What this task involves –
Reproduce every entry exactly and leave its pictures out.
# START OF Records supplied
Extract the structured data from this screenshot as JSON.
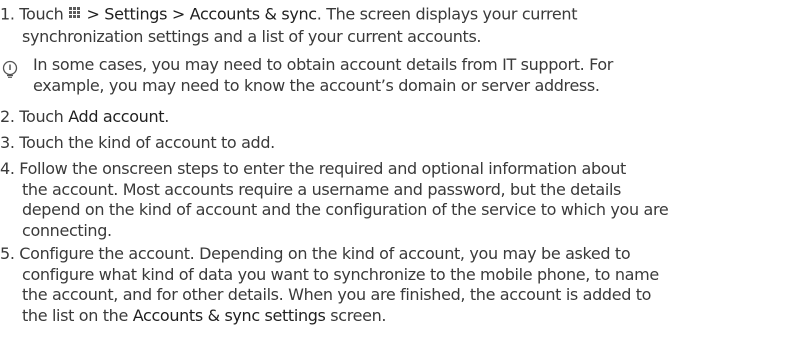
{
  "steps": {
    "s1": {
      "prefix": "1. Touch",
      "path": "> Settings > Accounts & sync",
      "rest_line1": ". The screen displays your current",
      "line2": "synchronization settings and a list of your current accounts."
    },
    "note": {
      "line1": "In some cases, you may need to obtain account details from IT support. For",
      "line2": "example, you may need to know the account’s domain or server address."
    },
    "s2": {
      "prefix": "2. Touch ",
      "bold": "Add account",
      "suffix": "."
    },
    "s3": {
      "text": "3. Touch the kind of account to add."
    },
    "s4": {
      "line1": "4. Follow the onscreen steps to enter the required and optional information about",
      "line2": "the account. Most accounts require a username and password, but the details",
      "line3": "depend on the kind of account and the configuration of the service to which you are",
      "line4": "connecting."
    },
    "s5": {
      "line1": "5. Configure the account. Depending on the kind of account, you may be asked to",
      "line2": "configure what kind of data you want to synchronize to the mobile phone, to name",
      "line3": "the account, and for other details. When you are finished, the account is added to",
      "line4_prefix": "the list on the ",
      "line4_bold": "Accounts & sync settings",
      "line4_suffix": " screen."
    }
  },
  "icons": {
    "menu": "menu-grid-icon",
    "note": "tip-lightbulb-icon"
  },
  "colors": {
    "text": "#3a3a3a",
    "bold_text": "#1f1f1f"
  }
}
# END OF Records supplied
Exercise response –
Extract the structured data from this screenshot as JSON.
{
  "steps": {
    "s1": {
      "prefix": "1. Touch",
      "path": "> Settings > Accounts & sync",
      "rest_line1": ". The screen displays your current",
      "line2": "synchronization settings and a list of your current accounts."
    },
    "note": {
      "line1": "In some cases, you may need to obtain account details from IT support. For",
      "line2": "example, you may need to know the account’s domain or server address."
    },
    "s2": {
      "prefix": "2. Touch ",
      "bold": "Add account",
      "suffix": "."
    },
    "s3": {
      "text": "3. Touch the kind of account to add."
    },
    "s4": {
      "line1": "4. Follow the onscreen steps to enter the required and optional information about",
      "line2": "the account. Most accounts require a username and password, but the details",
      "line3": "depend on the kind of account and the configuration of the service to which you are",
      "line4": "connecting."
    },
    "s5": {
      "line1": "5. Configure the account. Depending on the kind of account, you may be asked to",
      "line2": "configure what kind of data you want to synchronize to the mobile phone, to name",
      "line3": "the account, and for other details. When you are finished, the account is added to",
      "line4_prefix": "the list on the ",
      "line4_bold": "Accounts & sync settings",
      "line4_suffix": " screen."
    }
  },
  "icons": {
    "menu": "menu-grid-icon",
    "note": "tip-lightbulb-icon"
  },
  "colors": {
    "text": "#3a3a3a",
    "bold_text": "#1f1f1f"
  }
}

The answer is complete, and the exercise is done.